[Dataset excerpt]
━━━
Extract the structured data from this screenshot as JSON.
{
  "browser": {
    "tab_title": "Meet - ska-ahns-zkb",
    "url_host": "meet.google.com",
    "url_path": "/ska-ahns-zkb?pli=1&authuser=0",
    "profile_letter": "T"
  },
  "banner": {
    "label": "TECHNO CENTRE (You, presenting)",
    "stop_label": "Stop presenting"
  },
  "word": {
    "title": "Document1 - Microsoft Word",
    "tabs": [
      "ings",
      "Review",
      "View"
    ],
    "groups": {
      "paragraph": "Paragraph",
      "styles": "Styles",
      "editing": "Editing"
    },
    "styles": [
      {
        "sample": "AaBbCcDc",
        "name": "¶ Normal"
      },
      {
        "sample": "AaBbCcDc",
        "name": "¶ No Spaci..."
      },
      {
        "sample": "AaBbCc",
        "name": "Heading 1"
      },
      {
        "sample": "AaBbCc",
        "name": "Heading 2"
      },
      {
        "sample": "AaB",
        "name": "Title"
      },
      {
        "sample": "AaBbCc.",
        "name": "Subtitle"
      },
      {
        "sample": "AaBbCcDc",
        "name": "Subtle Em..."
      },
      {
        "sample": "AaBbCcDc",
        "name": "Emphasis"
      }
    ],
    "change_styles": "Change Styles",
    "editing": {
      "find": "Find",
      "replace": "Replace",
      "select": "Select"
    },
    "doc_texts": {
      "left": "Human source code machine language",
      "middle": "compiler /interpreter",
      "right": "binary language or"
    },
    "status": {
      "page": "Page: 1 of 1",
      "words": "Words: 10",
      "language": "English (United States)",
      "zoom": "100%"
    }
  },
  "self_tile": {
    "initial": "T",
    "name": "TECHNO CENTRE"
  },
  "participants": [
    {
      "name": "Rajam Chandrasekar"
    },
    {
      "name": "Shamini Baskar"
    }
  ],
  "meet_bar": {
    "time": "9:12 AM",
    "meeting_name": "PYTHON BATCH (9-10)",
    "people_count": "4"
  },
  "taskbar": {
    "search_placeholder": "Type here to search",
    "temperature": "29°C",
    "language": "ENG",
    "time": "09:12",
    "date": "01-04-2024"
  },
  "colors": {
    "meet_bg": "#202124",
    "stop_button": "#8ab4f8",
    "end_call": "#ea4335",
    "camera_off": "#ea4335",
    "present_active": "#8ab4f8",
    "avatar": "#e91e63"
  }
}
━━━
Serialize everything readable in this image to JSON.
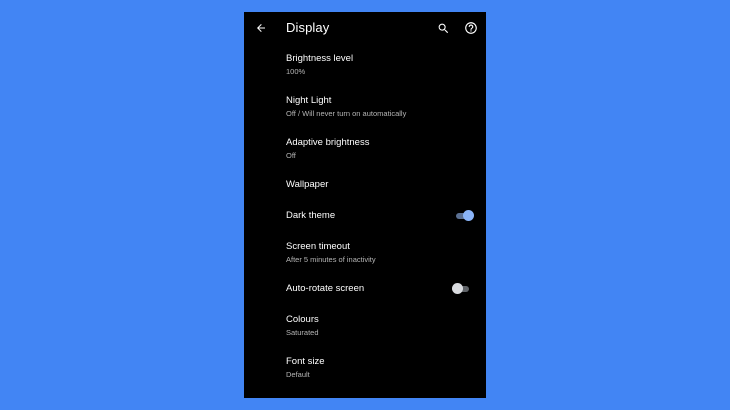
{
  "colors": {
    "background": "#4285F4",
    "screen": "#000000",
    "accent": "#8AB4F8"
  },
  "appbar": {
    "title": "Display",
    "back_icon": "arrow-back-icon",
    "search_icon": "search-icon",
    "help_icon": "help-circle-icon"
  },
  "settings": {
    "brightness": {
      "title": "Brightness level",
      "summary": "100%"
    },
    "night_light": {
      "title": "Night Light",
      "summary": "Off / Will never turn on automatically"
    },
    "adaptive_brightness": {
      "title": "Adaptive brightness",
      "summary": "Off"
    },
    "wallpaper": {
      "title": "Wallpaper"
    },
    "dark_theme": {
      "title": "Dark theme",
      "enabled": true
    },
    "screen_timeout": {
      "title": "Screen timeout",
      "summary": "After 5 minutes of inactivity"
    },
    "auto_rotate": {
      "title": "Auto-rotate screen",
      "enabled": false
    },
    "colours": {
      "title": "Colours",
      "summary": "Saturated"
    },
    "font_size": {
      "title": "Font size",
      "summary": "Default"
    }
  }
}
━━━
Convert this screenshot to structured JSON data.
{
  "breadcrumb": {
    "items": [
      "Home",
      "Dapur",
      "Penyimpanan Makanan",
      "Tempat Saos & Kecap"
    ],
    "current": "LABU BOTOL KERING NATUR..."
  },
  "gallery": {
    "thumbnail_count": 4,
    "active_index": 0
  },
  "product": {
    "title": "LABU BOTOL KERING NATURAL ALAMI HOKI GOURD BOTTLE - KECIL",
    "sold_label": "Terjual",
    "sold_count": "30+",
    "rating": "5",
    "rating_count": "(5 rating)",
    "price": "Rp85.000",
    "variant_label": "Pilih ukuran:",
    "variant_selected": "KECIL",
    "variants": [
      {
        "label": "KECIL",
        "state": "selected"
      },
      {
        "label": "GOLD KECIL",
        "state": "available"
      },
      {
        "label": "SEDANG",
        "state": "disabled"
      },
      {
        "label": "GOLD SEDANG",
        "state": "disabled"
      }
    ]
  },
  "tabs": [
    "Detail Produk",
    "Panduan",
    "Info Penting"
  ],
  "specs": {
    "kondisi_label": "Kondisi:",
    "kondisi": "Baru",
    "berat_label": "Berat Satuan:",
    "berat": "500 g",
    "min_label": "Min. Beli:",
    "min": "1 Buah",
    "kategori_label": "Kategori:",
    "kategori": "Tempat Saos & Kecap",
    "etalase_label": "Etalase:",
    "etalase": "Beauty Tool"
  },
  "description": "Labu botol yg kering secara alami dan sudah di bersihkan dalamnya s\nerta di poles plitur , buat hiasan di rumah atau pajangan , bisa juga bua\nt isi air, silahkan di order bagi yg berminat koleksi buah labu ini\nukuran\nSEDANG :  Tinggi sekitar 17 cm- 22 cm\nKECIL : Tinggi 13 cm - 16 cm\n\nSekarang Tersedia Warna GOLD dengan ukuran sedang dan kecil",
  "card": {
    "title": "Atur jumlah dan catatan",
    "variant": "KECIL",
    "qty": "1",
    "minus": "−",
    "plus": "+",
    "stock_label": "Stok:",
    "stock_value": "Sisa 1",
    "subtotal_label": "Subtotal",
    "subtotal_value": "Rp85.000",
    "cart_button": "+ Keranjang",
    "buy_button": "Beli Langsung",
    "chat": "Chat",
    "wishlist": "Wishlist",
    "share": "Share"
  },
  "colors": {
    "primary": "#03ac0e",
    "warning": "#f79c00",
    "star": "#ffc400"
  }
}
━━━
(WRITTEN REQUEST) Search the records for the string "ukuran" and return every line in which it occurs.

(RESULT)
    "variant_label": "Pilih ukuran:",
  "description": "Labu botol yg kering secara alami dan sudah di bersihkan dalamnya s\nerta di poles plitur , buat hiasan di rumah atau pajangan , bisa juga bua\nt isi air, silahkan di order bagi yg berminat koleksi buah labu ini\nukuran\nSEDANG :  Tinggi sekitar 17 cm- 22 cm\nKECIL : Tinggi 13 cm - 16 cm\n\nSekarang Tersedia Warna GOLD dengan ukuran sedang dan kecil",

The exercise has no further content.